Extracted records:
§ §

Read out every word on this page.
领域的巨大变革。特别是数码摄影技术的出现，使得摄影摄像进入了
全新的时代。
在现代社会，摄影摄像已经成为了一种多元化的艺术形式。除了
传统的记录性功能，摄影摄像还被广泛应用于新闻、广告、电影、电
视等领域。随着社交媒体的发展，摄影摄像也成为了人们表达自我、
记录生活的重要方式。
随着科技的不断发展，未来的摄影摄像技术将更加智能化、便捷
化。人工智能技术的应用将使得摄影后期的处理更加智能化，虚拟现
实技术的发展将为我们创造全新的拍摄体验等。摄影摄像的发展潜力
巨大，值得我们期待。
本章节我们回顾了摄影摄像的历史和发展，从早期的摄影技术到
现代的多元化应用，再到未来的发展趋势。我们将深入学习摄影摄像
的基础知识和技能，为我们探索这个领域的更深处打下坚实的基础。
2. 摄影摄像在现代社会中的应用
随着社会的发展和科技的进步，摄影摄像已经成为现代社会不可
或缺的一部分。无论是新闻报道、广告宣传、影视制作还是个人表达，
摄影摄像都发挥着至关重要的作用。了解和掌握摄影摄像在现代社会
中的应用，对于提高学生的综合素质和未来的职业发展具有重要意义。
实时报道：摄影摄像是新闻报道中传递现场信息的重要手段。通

§ §

> STATED TASK
Word for word, write out the data.

> OUTPUT FOR THIS TASK
Read out every word on this page.
领域的巨大变革。特别是数码摄影技术的出现，使得摄影摄像进入了
全新的时代。
在现代社会，摄影摄像已经成为了一种多元化的艺术形式。除了
传统的记录性功能，摄影摄像还被广泛应用于新闻、广告、电影、电
视等领域。随着社交媒体的发展，摄影摄像也成为了人们表达自我、
记录生活的重要方式。
随着科技的不断发展，未来的摄影摄像技术将更加智能化、便捷
化。人工智能技术的应用将使得摄影后期的处理更加智能化，虚拟现
实技术的发展将为我们创造全新的拍摄体验等。摄影摄像的发展潜力
巨大，值得我们期待。
本章节我们回顾了摄影摄像的历史和发展，从早期的摄影技术到
现代的多元化应用，再到未来的发展趋势。我们将深入学习摄影摄像
的基础知识和技能，为我们探索这个领域的更深处打下坚实的基础。
2. 摄影摄像在现代社会中的应用
随着社会的发展和科技的进步，摄影摄像已经成为现代社会不可
或缺的一部分。无论是新闻报道、广告宣传、影视制作还是个人表达，
摄影摄像都发挥着至关重要的作用。了解和掌握摄影摄像在现代社会
中的应用，对于提高学生的综合素质和未来的职业发展具有重要意义。
实时报道：摄影摄像是新闻报道中传递现场信息的重要手段。通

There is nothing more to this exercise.